**DO THIS**
Read through the records below and copy each line that uses the word "России".

(Stored records)
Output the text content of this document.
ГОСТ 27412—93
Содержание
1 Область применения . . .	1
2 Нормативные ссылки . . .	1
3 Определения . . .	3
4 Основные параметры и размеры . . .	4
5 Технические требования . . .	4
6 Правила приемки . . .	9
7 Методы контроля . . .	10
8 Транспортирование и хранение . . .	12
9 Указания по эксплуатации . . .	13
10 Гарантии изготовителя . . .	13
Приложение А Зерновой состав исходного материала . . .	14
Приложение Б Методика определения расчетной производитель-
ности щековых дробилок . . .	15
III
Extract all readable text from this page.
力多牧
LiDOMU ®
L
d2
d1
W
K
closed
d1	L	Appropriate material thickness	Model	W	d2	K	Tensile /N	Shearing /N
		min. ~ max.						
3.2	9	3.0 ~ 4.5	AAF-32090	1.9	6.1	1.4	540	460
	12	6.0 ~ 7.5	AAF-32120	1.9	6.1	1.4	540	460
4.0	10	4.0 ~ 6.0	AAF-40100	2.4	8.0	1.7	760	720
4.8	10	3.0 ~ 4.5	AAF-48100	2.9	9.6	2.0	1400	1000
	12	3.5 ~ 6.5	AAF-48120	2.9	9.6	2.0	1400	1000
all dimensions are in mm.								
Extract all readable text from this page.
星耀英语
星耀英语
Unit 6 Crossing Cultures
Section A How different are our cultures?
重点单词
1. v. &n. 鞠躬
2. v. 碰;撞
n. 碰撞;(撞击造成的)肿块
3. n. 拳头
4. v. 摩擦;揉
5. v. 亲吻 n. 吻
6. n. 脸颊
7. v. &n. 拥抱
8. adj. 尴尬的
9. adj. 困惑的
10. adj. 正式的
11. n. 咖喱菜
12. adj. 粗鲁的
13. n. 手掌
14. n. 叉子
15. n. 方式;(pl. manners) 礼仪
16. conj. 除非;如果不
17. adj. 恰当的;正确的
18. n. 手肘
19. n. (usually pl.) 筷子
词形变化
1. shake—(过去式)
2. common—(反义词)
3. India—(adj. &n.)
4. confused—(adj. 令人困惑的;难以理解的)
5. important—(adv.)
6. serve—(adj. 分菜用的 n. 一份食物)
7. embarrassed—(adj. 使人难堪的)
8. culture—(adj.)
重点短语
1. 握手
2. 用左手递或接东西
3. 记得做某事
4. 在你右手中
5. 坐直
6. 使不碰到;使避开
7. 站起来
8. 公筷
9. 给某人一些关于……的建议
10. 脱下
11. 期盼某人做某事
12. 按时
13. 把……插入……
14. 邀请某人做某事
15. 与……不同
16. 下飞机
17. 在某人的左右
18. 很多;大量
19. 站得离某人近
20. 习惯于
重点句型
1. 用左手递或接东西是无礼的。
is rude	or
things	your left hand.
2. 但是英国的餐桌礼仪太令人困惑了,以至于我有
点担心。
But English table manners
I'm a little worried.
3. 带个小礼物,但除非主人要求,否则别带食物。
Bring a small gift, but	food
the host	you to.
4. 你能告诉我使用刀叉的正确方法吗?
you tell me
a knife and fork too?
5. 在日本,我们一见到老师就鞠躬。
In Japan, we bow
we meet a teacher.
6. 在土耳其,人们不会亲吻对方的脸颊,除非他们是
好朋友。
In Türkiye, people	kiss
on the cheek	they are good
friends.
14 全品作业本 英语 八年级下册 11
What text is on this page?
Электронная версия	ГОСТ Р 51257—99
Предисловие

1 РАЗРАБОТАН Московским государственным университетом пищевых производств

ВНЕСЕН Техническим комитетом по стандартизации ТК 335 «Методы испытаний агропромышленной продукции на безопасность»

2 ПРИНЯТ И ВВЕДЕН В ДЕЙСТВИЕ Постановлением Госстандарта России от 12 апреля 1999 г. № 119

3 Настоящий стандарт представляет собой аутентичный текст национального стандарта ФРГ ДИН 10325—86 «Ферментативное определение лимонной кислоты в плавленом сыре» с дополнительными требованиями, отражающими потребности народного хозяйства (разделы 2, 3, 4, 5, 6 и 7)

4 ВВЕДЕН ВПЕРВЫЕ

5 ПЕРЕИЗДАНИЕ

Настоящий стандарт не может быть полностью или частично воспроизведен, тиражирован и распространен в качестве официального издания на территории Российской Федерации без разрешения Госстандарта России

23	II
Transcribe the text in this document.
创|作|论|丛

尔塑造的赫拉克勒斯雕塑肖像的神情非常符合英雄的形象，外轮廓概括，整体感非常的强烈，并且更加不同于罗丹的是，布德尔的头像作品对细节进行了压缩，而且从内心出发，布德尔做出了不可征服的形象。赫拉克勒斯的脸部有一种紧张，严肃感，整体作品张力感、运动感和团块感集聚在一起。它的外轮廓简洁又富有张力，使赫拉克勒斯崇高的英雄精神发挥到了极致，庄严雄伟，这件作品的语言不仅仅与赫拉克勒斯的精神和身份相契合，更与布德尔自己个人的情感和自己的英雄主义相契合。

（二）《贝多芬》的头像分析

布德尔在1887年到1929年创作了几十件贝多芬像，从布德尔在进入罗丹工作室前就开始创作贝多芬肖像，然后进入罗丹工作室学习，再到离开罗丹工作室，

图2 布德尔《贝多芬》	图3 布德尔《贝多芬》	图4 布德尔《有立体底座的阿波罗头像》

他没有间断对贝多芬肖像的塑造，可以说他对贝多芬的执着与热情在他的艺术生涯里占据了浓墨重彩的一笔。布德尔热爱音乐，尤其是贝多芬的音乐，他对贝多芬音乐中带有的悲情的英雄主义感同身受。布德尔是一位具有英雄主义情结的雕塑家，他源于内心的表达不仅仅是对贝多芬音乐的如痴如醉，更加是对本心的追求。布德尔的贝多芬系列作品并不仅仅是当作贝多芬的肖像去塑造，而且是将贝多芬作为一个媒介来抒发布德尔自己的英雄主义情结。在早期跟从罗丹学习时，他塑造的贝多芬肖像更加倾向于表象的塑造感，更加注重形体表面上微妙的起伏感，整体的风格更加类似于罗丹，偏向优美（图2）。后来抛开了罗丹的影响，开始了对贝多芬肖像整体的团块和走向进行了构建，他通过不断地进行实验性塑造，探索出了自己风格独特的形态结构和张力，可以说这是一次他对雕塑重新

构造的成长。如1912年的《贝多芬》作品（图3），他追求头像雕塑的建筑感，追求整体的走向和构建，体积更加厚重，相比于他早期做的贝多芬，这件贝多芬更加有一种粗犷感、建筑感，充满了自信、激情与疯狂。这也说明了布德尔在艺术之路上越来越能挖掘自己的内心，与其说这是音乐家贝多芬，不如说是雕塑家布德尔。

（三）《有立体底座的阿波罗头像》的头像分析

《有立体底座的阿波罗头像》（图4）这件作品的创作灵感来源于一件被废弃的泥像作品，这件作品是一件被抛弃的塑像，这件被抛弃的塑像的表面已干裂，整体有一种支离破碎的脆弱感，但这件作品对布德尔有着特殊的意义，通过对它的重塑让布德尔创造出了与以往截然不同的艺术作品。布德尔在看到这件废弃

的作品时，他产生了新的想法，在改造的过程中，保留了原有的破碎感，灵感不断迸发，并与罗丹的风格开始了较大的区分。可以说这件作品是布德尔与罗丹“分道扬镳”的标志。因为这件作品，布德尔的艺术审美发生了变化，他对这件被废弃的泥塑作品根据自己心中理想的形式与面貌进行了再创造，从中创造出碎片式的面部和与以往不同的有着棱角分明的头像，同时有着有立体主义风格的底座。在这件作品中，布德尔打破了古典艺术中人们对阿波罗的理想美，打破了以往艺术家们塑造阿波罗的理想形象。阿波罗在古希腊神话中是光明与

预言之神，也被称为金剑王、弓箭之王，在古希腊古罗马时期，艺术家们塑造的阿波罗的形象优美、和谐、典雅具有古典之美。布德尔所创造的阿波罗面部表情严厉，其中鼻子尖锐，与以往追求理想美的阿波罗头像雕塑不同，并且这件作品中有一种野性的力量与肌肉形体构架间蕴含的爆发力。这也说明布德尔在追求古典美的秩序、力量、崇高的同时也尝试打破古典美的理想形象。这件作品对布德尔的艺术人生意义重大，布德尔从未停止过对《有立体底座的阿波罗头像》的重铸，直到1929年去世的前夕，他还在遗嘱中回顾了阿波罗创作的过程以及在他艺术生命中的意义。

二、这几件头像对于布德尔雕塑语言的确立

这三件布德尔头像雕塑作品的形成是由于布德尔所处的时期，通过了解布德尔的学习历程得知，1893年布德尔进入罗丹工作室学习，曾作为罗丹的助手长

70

**TASK RESPONSE**
2 ПРИНЯТ И ВВЕДЕН В ДЕЙСТВИЕ Постановлением Госстандарта России от 12 апреля 1999 г. № 119
Настоящий стандарт не может быть полностью или частично воспроизведен, тиражирован и распространен в качестве официального издания на территории Российской Федерации без разрешения Госстандарта России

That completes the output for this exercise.